林灵丹, 许士达, 邢海燕. 白细胞介素-17预测ST段抬高型心肌梗死患者经皮冠状动脉介入术后慢血流或无复流的价值[J]. 实用临床医药杂志, 2021, 25(11): 93-95, 100. DOI: 10.7619/jcmp.20210482
引用本文: 林灵丹, 许士达, 邢海燕. 白细胞介素-17预测ST段抬高型心肌梗死患者经皮冠状动脉介入术后慢血流或无复流的价值[J]. 实用临床医药杂志, 2021, 25(11): 93-95, 100. DOI: 10.7619/jcmp.20210482
LIN Lingdan, XU Shida, XING Haiyan. Value of serum interleukin-17 in predicting slow flow or no reflow after percutaneous coronary intervention in patients with ST-elevation myocardial infarction[J]. Journal of Clinical Medicine in Practice, 2021, 25(11): 93-95, 100. DOI: 10.7619/jcmp.20210482
Citation: LIN Lingdan, XU Shida, XING Haiyan. Value of serum interleukin-17 in predicting slow flow or no reflow after percutaneous coronary intervention in patients with ST-elevation myocardial infarction[J]. Journal of Clinical Medicine in Practice, 2021, 25(11): 93-95, 100. DOI: 10.7619/jcmp.20210482

白细胞介素-17预测ST段抬高型心肌梗死患者经皮冠状动脉介入术后慢血流或无复流的价值

Value of serum interleukin-17 in predicting slow flow or no reflow after percutaneous coronary intervention in patients with ST-elevation myocardial infarction

  • 摘要:
      目的  探讨血清白细胞介素-17(IL-17)水平预测ST段抬高型心肌梗死(STEMI)患者急诊经皮冠状动脉介入术(PCI)后慢血流或无复流的价值。

### 源数据
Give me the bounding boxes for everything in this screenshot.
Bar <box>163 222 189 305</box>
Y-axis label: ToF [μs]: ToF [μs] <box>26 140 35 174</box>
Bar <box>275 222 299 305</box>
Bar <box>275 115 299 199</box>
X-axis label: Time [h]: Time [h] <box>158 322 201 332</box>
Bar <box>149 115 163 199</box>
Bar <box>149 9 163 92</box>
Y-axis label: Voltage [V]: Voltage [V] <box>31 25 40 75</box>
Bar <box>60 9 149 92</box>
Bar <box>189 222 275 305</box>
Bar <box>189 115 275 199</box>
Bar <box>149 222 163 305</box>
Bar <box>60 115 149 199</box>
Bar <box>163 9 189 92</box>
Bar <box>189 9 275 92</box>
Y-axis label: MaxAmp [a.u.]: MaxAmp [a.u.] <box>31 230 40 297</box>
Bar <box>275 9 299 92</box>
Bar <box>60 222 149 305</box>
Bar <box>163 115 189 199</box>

### 任务说明
1. 这篇IL-17论文发表在哪本期刊上？
2. 请续写这篇IL-17论文的摘要，从“目的”一段之后接着写。
这些数据与这篇IL-17论文毫无关系。

### 参考答案
1. 《实用临床医药杂志》，2021年第25卷第11期。

2.
      方法  将120例急诊行PCI的STEMI患者根据PCI后冠状动脉血流情况分为慢血流和无复流组27例,血流正常组93例。比较2组患者血清IL-17水平及临床资料,采用二元Logistic回归模型分析慢血流/无复流的影响因素,采用受试者工作特征(ROC)曲线分析慢血流/无复流的预测指标。
      结果  慢血流和无复流组患者的IL-17、磷酸肌酸激酶同工酶(CK-MB)、肌钙蛋白I(cTnI)、C反应蛋白(CRP)水平均高于血流正常组,差异有统计学意义(P < 0.05)。
      结论  IL-17是慢血流/无复流的影响因素,血清IL-17水平升高与PCI后慢血流/无复流的发生有关,检测IL-17对PCI后慢血流或无复流具有预测价值。

     

    Abstract:
      Objective  To explore the value of serum interleukin-17 (IL-17) level in predicting slow flow or no reflow after percutaneous coronary intervention (PCI) in patients with ST-elevation myocardial infarction (STEMI).
      Methods  Totally 120 STEMI patients with emergency PCI were divided into slow flow and no reflow group (n=27) and normal flow group (n=93) according to coronary blood flow status after PCI. The serum IL-17 level and clinical data were compared between the two groups. The factors influencing slow flow or no reflow were analyzed by the binary Logistic regression model. The predictive indexes for slow flow or no reflow were analyzed by receiver operating characteristic (ROC) curve.
      Results  The levels of IL-17, creatine kinase isoenzyme-MB (CK-MB), cardiac troponin I (cTnI) and C-reactive protein (CRP) in the slow flow and no reflow group were significantly higher than those in the normal flow group (P < 0.05).
      Conclusion  IL-17 was the influencing factor of slow flow or no reflow, the increase of serum IL-17 level is related to the occurrence of slow flow or no reflow after PCI, and the detection of IL-17 has a predictive value for slow flow or no reflow after PCI.